* **GIVEN PROBLEM**:
Quote all of the data that follows exactly as written, skipping the images.
━━━━━━━━━━━━━━━━━━━━
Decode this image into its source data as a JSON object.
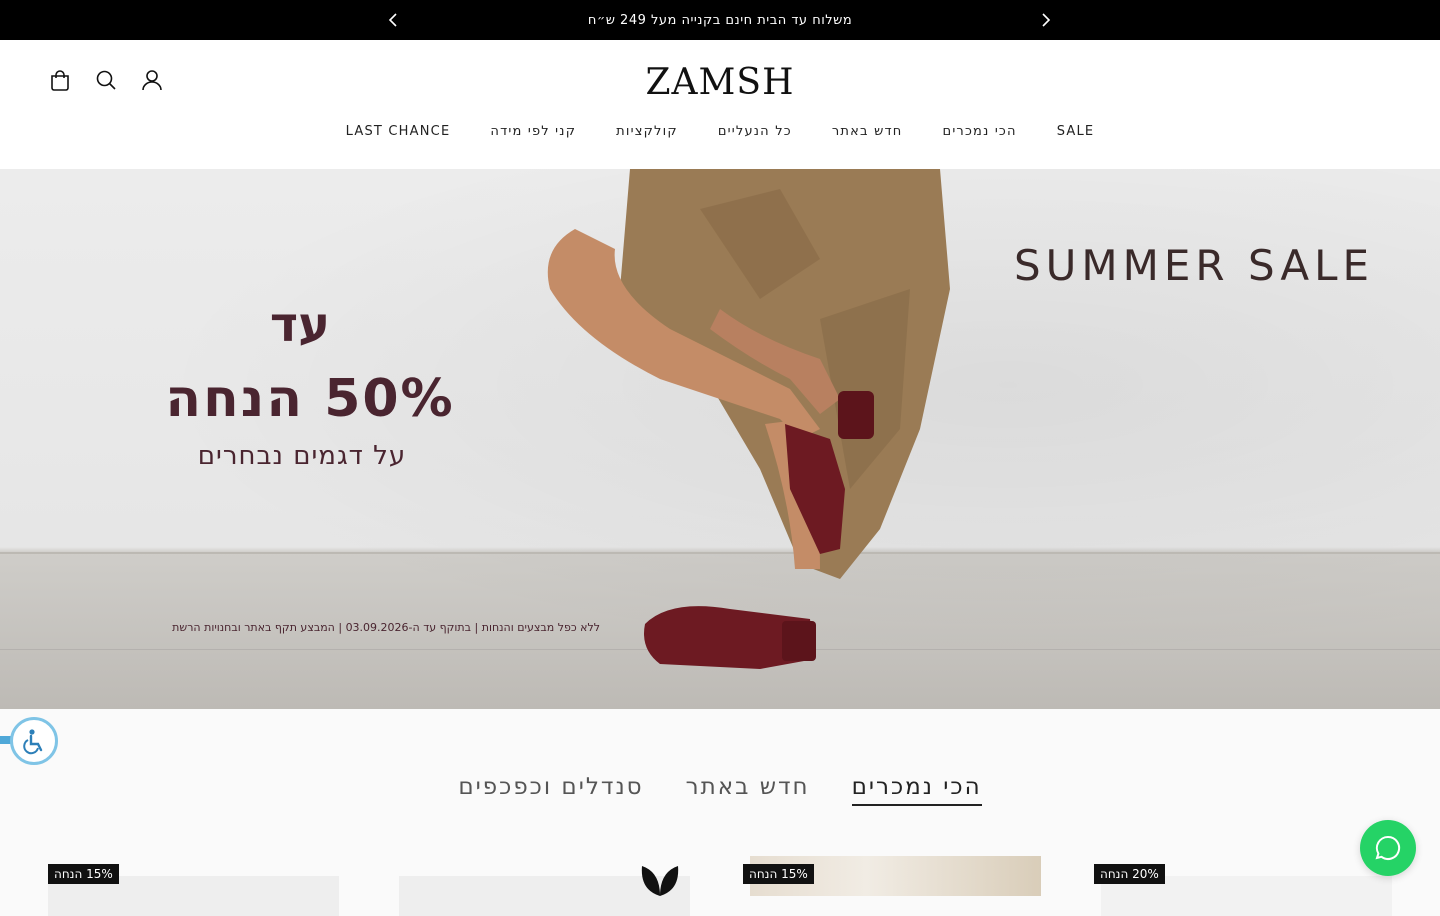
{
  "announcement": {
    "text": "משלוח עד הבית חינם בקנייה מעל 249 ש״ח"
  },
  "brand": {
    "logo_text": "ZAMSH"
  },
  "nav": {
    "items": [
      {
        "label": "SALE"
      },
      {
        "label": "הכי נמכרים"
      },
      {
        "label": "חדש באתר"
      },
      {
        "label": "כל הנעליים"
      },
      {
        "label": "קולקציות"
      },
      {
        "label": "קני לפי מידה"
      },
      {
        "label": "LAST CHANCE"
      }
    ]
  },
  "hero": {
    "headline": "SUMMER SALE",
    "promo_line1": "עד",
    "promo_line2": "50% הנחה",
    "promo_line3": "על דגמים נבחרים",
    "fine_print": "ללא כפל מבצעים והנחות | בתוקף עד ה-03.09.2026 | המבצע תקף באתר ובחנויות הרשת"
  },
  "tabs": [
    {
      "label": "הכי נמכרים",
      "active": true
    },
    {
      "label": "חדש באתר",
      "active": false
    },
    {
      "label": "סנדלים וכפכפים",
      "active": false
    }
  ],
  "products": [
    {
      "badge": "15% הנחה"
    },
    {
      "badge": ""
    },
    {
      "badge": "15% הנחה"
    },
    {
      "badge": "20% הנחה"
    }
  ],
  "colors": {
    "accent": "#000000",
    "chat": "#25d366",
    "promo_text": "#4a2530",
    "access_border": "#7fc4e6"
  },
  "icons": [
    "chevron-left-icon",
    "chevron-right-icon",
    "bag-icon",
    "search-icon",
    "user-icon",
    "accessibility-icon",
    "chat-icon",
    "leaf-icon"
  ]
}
━━━━━━━━━━━━━━━━━━━━
* **OUTPUT**:
Decode this image into its source data as a JSON object.
{
  "announcement": {
    "text": "משלוח עד הבית חינם בקנייה מעל 249 ש״ח"
  },
  "brand": {
    "logo_text": "ZAMSH"
  },
  "nav": {
    "items": [
      {
        "label": "SALE"
      },
      {
        "label": "הכי נמכרים"
      },
      {
        "label": "חדש באתר"
      },
      {
        "label": "כל הנעליים"
      },
      {
        "label": "קולקציות"
      },
      {
        "label": "קני לפי מידה"
      },
      {
        "label": "LAST CHANCE"
      }
    ]
  },
  "hero": {
    "headline": "SUMMER SALE",
    "promo_line1": "עד",
    "promo_line2": "50% הנחה",
    "promo_line3": "על דגמים נבחרים",
    "fine_print": "ללא כפל מבצעים והנחות | בתוקף עד ה-03.09.2026 | המבצע תקף באתר ובחנויות הרשת"
  },
  "tabs": [
    {
      "label": "הכי נמכרים",
      "active": true
    },
    {
      "label": "חדש באתר",
      "active": false
    },
    {
      "label": "סנדלים וכפכפים",
      "active": false
    }
  ],
  "products": [
    {
      "badge": "15% הנחה"
    },
    {
      "badge": ""
    },
    {
      "badge": "15% הנחה"
    },
    {
      "badge": "20% הנחה"
    }
  ],
  "colors": {
    "accent": "#000000",
    "chat": "#25d366",
    "promo_text": "#4a2530",
    "access_border": "#7fc4e6"
  },
  "icons": [
    "chevron-left-icon",
    "chevron-right-icon",
    "bag-icon",
    "search-icon",
    "user-icon",
    "accessibility-icon",
    "chat-icon",
    "leaf-icon"
  ]
}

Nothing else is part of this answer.